(Dataset records)
########################################

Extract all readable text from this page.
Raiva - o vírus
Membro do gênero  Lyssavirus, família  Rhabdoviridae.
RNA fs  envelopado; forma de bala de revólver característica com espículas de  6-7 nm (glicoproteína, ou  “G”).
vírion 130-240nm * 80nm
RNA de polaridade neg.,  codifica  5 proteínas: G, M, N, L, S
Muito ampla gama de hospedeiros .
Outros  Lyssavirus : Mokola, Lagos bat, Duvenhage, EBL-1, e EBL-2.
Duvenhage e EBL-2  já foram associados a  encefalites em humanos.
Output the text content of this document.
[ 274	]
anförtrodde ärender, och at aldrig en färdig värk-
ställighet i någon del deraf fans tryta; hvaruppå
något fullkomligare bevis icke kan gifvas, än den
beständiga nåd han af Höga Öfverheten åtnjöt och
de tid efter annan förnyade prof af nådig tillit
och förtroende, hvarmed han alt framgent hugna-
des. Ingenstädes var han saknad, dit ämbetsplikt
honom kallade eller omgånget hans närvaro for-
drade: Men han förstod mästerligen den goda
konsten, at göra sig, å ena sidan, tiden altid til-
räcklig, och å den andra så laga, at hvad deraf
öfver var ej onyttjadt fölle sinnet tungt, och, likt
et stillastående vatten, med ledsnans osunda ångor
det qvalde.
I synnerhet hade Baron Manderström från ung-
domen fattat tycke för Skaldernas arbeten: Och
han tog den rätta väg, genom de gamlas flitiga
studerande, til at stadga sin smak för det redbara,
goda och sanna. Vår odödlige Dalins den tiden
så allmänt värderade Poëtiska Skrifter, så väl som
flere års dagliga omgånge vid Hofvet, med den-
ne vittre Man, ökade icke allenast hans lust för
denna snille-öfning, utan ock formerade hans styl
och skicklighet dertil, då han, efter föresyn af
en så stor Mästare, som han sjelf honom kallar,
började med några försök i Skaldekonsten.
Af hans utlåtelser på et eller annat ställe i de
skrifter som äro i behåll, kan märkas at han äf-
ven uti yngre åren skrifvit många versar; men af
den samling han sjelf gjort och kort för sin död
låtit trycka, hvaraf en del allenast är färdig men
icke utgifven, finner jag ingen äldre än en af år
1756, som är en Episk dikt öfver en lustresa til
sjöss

########################################

Your answer must be every record above, set down exactly as written.

Extract all readable text from this page.
Raiva - o vírus
Membro do gênero  Lyssavirus, família  Rhabdoviridae.
RNA fs  envelopado; forma de bala de revólver característica com espículas de  6-7 nm (glicoproteína, ou  “G”).
vírion 130-240nm * 80nm
RNA de polaridade neg.,  codifica  5 proteínas: G, M, N, L, S
Muito ampla gama de hospedeiros .
Outros  Lyssavirus : Mokola, Lagos bat, Duvenhage, EBL-1, e EBL-2.
Duvenhage e EBL-2  já foram associados a  encefalites em humanos.
Output the text content of this document.
[ 274	]
anförtrodde ärender, och at aldrig en färdig värk-
ställighet i någon del deraf fans tryta; hvaruppå
något fullkomligare bevis icke kan gifvas, än den
beständiga nåd han af Höga Öfverheten åtnjöt och
de tid efter annan förnyade prof af nådig tillit
och förtroende, hvarmed han alt framgent hugna-
des. Ingenstädes var han saknad, dit ämbetsplikt
honom kallade eller omgånget hans närvaro for-
drade: Men han förstod mästerligen den goda
konsten, at göra sig, å ena sidan, tiden altid til-
räcklig, och å den andra så laga, at hvad deraf
öfver var ej onyttjadt fölle sinnet tungt, och, likt
et stillastående vatten, med ledsnans osunda ångor
det qvalde.
I synnerhet hade Baron Manderström från ung-
domen fattat tycke för Skaldernas arbeten: Och
han tog den rätta väg, genom de gamlas flitiga
studerande, til at stadga sin smak för det redbara,
goda och sanna. Vår odödlige Dalins den tiden
så allmänt värderade Poëtiska Skrifter, så väl som
flere års dagliga omgånge vid Hofvet, med den-
ne vittre Man, ökade icke allenast hans lust för
denna snille-öfning, utan ock formerade hans styl
och skicklighet dertil, då han, efter föresyn af
en så stor Mästare, som han sjelf honom kallar,
började med några försök i Skaldekonsten.
Af hans utlåtelser på et eller annat ställe i de
skrifter som äro i behåll, kan märkas at han äf-
ven uti yngre åren skrifvit många versar; men af
den samling han sjelf gjort och kort för sin död
låtit trycka, hvaraf en del allenast är färdig men
icke utgifven, finner jag ingen äldre än en af år
1756, som är en Episk dikt öfver en lustresa til
sjöss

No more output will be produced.